**WHAT IS REQUIRED:**
Pick out the lines below with "area" and list them.
>> Begin RECORDS PROVIDED
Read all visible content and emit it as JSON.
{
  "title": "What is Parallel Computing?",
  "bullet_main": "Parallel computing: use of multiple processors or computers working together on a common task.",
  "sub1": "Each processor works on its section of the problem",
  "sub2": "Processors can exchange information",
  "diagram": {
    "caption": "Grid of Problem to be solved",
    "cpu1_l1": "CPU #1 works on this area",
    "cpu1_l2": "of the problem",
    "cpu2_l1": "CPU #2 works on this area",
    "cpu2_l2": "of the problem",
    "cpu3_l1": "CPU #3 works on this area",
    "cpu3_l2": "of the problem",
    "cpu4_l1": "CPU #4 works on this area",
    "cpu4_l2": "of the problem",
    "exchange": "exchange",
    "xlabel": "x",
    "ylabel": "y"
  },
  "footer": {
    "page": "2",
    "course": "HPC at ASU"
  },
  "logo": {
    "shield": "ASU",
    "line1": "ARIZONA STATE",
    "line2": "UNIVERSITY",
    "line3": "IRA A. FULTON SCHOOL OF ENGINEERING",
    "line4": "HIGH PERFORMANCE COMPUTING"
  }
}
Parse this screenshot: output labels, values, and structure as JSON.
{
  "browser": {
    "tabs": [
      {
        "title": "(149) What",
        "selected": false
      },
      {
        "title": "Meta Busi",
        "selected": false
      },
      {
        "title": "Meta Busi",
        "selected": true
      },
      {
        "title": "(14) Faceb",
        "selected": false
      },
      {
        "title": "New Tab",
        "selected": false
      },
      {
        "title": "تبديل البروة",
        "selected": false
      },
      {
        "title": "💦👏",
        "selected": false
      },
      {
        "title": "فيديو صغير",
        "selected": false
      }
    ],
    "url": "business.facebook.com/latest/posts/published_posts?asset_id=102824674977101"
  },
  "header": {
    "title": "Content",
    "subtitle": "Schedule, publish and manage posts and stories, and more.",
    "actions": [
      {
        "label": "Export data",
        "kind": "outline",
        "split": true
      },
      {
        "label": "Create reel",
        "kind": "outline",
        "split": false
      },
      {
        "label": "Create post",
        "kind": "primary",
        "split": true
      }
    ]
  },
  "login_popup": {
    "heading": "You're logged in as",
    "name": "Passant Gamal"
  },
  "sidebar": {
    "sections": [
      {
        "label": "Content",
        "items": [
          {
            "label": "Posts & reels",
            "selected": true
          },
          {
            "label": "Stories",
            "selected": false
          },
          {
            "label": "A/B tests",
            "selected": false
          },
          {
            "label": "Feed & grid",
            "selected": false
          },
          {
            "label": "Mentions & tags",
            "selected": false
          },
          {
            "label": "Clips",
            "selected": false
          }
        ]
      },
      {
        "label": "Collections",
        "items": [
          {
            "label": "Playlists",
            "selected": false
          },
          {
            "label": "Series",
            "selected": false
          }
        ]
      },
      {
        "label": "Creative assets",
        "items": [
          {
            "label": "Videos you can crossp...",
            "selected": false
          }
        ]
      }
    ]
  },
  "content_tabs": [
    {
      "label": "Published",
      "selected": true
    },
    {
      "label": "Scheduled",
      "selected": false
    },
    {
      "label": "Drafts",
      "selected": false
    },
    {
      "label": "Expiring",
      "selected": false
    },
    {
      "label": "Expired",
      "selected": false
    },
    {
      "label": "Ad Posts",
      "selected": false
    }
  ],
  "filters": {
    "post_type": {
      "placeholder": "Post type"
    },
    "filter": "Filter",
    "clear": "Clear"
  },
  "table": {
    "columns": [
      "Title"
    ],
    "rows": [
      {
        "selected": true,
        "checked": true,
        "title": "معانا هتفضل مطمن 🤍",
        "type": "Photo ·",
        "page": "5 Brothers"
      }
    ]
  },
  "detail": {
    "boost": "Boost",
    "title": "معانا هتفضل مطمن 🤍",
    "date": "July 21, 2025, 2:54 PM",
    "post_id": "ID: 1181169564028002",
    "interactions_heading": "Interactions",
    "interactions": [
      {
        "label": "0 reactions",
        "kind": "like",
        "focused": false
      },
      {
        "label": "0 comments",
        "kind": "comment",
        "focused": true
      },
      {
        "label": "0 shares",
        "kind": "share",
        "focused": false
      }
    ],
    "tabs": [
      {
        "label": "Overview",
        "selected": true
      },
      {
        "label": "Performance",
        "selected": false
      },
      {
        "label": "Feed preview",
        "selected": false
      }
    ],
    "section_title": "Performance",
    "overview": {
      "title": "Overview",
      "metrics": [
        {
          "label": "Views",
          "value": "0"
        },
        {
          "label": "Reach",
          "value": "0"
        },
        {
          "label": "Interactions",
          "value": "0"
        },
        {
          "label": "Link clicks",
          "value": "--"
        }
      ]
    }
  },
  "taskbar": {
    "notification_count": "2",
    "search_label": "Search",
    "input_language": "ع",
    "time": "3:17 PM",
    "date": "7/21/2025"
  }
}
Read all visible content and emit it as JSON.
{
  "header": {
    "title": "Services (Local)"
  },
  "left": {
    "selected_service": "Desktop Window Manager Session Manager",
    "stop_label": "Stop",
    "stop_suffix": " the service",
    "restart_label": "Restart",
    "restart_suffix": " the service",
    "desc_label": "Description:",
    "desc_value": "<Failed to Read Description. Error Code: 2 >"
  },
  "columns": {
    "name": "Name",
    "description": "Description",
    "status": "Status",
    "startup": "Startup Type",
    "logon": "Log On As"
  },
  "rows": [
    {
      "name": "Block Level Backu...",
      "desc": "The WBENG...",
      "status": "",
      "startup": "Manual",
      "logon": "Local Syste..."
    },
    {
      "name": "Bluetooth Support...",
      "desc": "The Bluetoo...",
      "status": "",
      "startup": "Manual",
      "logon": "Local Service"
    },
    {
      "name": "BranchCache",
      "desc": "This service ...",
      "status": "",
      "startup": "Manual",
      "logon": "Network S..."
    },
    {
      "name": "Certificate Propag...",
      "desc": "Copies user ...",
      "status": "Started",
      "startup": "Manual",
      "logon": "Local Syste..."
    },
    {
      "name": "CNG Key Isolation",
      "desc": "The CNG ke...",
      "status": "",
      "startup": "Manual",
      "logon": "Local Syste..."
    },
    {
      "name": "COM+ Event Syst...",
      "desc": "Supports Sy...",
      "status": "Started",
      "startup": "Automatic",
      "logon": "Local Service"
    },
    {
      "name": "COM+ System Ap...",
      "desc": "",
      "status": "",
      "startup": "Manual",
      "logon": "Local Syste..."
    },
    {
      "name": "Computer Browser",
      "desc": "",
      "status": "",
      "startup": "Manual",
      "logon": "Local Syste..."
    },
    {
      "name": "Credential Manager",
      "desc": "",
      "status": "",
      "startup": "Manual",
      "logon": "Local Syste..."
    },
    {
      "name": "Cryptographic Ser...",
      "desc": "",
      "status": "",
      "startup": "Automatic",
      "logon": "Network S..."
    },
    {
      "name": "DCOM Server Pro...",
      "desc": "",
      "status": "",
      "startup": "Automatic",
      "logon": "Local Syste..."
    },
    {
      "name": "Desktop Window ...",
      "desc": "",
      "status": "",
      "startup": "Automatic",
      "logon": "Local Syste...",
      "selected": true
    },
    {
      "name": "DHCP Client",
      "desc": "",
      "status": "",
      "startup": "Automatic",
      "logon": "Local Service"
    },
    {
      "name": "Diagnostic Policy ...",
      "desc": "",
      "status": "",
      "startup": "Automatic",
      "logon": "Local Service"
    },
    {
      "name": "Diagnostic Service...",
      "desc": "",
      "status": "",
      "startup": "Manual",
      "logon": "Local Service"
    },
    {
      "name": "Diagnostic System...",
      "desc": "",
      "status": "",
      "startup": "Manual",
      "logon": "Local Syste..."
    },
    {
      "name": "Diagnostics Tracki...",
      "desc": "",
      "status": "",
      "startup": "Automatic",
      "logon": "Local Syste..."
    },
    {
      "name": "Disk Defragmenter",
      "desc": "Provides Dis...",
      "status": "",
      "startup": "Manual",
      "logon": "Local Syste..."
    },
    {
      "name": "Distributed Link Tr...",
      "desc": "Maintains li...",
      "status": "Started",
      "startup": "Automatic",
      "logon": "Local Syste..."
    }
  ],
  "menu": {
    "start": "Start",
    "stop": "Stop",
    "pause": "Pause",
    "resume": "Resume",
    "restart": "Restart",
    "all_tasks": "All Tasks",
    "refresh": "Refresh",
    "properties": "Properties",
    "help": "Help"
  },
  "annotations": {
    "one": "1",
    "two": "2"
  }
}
>> End RECORDS PROVIDED
**FULL SOLUTION:**
    "cpu1_l1": "CPU #1 works on this area",
    "cpu2_l1": "CPU #2 works on this area",
    "cpu3_l1": "CPU #3 works on this area",
    "cpu4_l1": "CPU #4 works on this area",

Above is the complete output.